• [WHAT THE TASK ASKS]: Every entry needs to be reproduced exactly.
--- begin ---
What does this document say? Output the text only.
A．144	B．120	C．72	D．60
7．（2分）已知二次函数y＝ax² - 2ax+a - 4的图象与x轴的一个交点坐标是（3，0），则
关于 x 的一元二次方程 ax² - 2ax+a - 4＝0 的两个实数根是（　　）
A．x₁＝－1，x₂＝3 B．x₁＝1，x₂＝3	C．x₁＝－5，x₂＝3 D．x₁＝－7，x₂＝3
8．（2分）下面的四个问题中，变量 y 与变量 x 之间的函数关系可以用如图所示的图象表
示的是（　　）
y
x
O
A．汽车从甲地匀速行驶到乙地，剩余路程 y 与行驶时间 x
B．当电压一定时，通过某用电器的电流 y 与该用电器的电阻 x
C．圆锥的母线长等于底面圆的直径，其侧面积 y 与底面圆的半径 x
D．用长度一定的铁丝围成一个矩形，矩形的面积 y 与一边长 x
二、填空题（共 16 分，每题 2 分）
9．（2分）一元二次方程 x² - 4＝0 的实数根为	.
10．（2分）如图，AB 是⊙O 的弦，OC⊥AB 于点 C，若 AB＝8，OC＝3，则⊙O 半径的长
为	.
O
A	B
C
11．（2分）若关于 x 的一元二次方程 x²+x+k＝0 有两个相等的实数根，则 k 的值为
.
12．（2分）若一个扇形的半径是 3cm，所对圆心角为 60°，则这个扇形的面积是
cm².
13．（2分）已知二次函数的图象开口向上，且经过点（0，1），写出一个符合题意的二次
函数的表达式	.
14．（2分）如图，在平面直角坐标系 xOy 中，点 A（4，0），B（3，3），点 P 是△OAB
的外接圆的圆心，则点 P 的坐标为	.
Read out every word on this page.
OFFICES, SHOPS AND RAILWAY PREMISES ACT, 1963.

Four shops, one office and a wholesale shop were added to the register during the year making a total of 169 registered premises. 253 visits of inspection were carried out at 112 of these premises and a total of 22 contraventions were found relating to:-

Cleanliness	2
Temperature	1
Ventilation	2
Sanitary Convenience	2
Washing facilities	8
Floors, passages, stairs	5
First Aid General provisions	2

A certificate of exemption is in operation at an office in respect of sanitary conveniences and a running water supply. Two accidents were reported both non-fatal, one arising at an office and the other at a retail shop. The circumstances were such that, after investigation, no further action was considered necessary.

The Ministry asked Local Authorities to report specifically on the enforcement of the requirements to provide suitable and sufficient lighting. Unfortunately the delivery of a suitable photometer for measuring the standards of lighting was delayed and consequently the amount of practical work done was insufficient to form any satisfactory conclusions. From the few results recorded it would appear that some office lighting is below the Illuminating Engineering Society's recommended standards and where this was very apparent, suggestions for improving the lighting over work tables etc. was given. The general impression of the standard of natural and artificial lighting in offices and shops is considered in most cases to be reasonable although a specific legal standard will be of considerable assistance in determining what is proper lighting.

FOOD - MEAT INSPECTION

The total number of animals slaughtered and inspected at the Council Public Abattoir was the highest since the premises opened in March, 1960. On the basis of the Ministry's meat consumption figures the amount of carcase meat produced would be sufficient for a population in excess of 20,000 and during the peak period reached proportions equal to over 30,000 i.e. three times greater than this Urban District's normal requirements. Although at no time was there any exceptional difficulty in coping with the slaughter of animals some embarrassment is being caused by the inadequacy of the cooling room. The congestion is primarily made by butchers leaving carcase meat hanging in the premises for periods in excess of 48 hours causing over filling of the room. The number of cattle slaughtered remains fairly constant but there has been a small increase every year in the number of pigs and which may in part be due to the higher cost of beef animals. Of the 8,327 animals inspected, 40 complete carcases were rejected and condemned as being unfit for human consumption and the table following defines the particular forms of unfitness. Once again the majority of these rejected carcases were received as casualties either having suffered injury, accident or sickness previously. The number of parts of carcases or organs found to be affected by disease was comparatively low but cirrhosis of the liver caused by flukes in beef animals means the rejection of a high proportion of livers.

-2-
--- end ---
• [RESULT FOR THIS TASK]:
What does this document say? Output the text only.
A．144	B．120	C．72	D．60
7．（2分）已知二次函数y＝ax² - 2ax+a - 4的图象与x轴的一个交点坐标是（3，0），则
关于 x 的一元二次方程 ax² - 2ax+a - 4＝0 的两个实数根是（　　）
A．x₁＝－1，x₂＝3 B．x₁＝1，x₂＝3	C．x₁＝－5，x₂＝3 D．x₁＝－7，x₂＝3
8．（2分）下面的四个问题中，变量 y 与变量 x 之间的函数关系可以用如图所示的图象表
示的是（　　）
y
x
O
A．汽车从甲地匀速行驶到乙地，剩余路程 y 与行驶时间 x
B．当电压一定时，通过某用电器的电流 y 与该用电器的电阻 x
C．圆锥的母线长等于底面圆的直径，其侧面积 y 与底面圆的半径 x
D．用长度一定的铁丝围成一个矩形，矩形的面积 y 与一边长 x
二、填空题（共 16 分，每题 2 分）
9．（2分）一元二次方程 x² - 4＝0 的实数根为	.
10．（2分）如图，AB 是⊙O 的弦，OC⊥AB 于点 C，若 AB＝8，OC＝3，则⊙O 半径的长
为	.
O
A	B
C
11．（2分）若关于 x 的一元二次方程 x²+x+k＝0 有两个相等的实数根，则 k 的值为
.
12．（2分）若一个扇形的半径是 3cm，所对圆心角为 60°，则这个扇形的面积是
cm².
13．（2分）已知二次函数的图象开口向上，且经过点（0，1），写出一个符合题意的二次
函数的表达式	.
14．（2分）如图，在平面直角坐标系 xOy 中，点 A（4，0），B（3，3），点 P 是△OAB
的外接圆的圆心，则点 P 的坐标为	.
Read out every word on this page.
OFFICES, SHOPS AND RAILWAY PREMISES ACT, 1963.

Four shops, one office and a wholesale shop were added to the register during the year making a total of 169 registered premises. 253 visits of inspection were carried out at 112 of these premises and a total of 22 contraventions were found relating to:-

Cleanliness	2
Temperature	1
Ventilation	2
Sanitary Convenience	2
Washing facilities	8
Floors, passages, stairs	5
First Aid General provisions	2

A certificate of exemption is in operation at an office in respect of sanitary conveniences and a running water supply. Two accidents were reported both non-fatal, one arising at an office and the other at a retail shop. The circumstances were such that, after investigation, no further action was considered necessary.

The Ministry asked Local Authorities to report specifically on the enforcement of the requirements to provide suitable and sufficient lighting. Unfortunately the delivery of a suitable photometer for measuring the standards of lighting was delayed and consequently the amount of practical work done was insufficient to form any satisfactory conclusions. From the few results recorded it would appear that some office lighting is below the Illuminating Engineering Society's recommended standards and where this was very apparent, suggestions for improving the lighting over work tables etc. was given. The general impression of the standard of natural and artificial lighting in offices and shops is considered in most cases to be reasonable although a specific legal standard will be of considerable assistance in determining what is proper lighting.

FOOD - MEAT INSPECTION

The total number of animals slaughtered and inspected at the Council Public Abattoir was the highest since the premises opened in March, 1960. On the basis of the Ministry's meat consumption figures the amount of carcase meat produced would be sufficient for a population in excess of 20,000 and during the peak period reached proportions equal to over 30,000 i.e. three times greater than this Urban District's normal requirements. Although at no time was there any exceptional difficulty in coping with the slaughter of animals some embarrassment is being caused by the inadequacy of the cooling room. The congestion is primarily made by butchers leaving carcase meat hanging in the premises for periods in excess of 48 hours causing over filling of the room. The number of cattle slaughtered remains fairly constant but there has been a small increase every year in the number of pigs and which may in part be due to the higher cost of beef animals. Of the 8,327 animals inspected, 40 complete carcases were rejected and condemned as being unfit for human consumption and the table following defines the particular forms of unfitness. Once again the majority of these rejected carcases were received as casualties either having suffered injury, accident or sickness previously. The number of parts of carcases or organs found to be affected by disease was comparatively low but cirrhosis of the liver caused by flukes in beef animals means the rejection of a high proportion of livers.

-2-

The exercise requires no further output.